• [Source records]:
****************************************
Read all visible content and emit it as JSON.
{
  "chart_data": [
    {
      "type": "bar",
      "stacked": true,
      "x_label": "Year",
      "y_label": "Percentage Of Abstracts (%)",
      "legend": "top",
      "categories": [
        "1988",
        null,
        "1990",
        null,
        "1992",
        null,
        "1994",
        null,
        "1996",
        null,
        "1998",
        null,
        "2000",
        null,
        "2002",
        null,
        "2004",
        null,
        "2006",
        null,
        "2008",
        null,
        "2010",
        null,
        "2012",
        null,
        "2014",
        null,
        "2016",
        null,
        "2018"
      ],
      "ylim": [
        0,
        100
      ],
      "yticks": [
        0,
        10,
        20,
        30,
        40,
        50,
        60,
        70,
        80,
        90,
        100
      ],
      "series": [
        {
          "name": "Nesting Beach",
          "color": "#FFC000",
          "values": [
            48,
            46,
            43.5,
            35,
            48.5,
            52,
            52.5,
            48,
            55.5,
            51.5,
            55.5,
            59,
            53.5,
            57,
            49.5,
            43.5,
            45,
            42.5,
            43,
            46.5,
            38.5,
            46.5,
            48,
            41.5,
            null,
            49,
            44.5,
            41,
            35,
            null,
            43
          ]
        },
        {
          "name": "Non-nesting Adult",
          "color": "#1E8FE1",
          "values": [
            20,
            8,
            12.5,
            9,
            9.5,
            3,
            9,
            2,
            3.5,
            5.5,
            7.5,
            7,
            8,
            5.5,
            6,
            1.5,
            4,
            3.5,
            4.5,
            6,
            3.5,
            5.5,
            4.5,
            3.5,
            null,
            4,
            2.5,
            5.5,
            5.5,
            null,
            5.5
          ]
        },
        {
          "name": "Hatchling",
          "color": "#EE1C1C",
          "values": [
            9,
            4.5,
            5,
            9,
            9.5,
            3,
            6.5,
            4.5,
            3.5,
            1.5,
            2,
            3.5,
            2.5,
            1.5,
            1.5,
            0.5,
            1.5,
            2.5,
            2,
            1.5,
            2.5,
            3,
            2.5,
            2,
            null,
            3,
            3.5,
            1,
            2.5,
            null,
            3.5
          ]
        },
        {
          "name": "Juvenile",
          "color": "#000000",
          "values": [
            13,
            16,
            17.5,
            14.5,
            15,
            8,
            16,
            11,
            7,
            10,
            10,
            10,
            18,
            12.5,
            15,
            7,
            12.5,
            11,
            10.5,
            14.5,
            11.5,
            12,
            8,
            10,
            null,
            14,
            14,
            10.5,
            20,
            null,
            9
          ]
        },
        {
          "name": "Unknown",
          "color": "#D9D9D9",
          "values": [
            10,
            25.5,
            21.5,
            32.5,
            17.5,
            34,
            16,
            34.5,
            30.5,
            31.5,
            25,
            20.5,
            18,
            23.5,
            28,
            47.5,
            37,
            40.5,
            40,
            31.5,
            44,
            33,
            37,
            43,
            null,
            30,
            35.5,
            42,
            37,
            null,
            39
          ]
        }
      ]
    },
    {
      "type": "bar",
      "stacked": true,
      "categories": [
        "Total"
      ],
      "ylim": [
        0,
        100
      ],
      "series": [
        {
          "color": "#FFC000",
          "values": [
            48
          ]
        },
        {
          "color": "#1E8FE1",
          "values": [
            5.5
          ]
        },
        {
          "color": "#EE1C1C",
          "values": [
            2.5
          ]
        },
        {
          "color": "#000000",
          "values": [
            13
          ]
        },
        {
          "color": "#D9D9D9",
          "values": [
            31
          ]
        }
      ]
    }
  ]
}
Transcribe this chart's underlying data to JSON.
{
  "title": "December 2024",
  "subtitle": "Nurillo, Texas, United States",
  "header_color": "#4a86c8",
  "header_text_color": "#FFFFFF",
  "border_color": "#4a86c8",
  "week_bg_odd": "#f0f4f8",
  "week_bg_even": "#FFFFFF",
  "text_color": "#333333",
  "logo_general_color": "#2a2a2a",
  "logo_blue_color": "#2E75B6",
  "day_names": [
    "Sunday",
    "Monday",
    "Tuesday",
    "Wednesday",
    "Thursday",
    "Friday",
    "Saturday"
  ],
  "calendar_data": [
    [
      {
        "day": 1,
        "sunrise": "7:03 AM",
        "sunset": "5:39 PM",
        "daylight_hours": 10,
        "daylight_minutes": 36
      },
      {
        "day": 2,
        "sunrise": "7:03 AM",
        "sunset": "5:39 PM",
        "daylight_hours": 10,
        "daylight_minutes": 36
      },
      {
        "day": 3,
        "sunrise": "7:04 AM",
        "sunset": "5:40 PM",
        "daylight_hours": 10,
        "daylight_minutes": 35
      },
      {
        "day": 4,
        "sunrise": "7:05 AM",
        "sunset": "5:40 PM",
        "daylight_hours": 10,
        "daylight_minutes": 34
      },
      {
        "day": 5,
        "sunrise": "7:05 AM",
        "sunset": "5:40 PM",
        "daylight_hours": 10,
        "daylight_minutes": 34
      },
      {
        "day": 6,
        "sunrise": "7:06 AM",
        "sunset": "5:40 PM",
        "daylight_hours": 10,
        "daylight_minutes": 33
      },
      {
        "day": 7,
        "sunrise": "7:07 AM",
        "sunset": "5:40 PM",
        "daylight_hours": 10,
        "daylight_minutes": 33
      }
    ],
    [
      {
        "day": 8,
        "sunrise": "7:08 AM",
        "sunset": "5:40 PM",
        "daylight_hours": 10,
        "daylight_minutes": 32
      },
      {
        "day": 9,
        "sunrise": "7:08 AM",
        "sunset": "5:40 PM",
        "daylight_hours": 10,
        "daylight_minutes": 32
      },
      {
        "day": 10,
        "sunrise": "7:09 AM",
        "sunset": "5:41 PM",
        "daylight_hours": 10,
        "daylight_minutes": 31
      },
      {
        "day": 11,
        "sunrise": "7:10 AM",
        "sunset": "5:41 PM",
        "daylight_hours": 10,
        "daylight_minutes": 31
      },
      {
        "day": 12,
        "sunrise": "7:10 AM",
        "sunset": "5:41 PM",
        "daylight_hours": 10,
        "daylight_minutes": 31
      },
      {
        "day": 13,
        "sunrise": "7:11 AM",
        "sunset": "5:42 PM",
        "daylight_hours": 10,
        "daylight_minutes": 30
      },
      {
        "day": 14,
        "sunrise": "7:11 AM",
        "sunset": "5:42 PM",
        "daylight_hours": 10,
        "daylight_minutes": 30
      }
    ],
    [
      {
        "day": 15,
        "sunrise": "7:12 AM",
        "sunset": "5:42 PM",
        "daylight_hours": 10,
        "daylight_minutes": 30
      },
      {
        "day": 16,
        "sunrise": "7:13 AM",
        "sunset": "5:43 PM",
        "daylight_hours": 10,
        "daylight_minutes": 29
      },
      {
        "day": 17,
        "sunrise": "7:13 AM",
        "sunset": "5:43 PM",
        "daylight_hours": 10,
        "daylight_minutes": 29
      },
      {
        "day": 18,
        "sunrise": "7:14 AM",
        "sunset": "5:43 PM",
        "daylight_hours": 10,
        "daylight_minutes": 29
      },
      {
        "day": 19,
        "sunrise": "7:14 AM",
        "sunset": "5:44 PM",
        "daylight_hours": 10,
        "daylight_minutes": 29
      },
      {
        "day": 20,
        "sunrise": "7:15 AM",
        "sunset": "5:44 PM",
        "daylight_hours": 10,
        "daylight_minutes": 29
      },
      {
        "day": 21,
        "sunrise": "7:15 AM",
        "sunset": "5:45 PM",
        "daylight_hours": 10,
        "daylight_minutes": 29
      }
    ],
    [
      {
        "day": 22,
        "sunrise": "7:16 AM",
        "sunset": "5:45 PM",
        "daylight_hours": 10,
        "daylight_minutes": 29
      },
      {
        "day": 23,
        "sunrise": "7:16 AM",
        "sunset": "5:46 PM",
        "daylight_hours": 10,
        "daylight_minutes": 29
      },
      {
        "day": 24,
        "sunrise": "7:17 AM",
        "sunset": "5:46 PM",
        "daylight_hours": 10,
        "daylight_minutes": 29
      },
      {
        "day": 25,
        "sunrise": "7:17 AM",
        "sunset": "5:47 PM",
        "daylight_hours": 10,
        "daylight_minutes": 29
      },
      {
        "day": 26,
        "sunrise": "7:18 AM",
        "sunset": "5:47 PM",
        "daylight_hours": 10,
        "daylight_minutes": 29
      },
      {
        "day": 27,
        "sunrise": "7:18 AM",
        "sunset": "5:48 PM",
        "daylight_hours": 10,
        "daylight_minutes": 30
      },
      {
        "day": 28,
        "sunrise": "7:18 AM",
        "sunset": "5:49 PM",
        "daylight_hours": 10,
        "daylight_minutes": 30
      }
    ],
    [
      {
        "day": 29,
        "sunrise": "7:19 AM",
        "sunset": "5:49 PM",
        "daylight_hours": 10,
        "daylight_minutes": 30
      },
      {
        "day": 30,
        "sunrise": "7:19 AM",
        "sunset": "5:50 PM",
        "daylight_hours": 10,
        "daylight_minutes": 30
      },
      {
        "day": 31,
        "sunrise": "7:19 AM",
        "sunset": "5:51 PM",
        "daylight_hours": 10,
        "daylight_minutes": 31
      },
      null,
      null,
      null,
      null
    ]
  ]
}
****************************************
• [Exercise prompt]:
Give the number of lines above that hold the word "FFFFFF", and nothing more.

• [Correct answer]:
2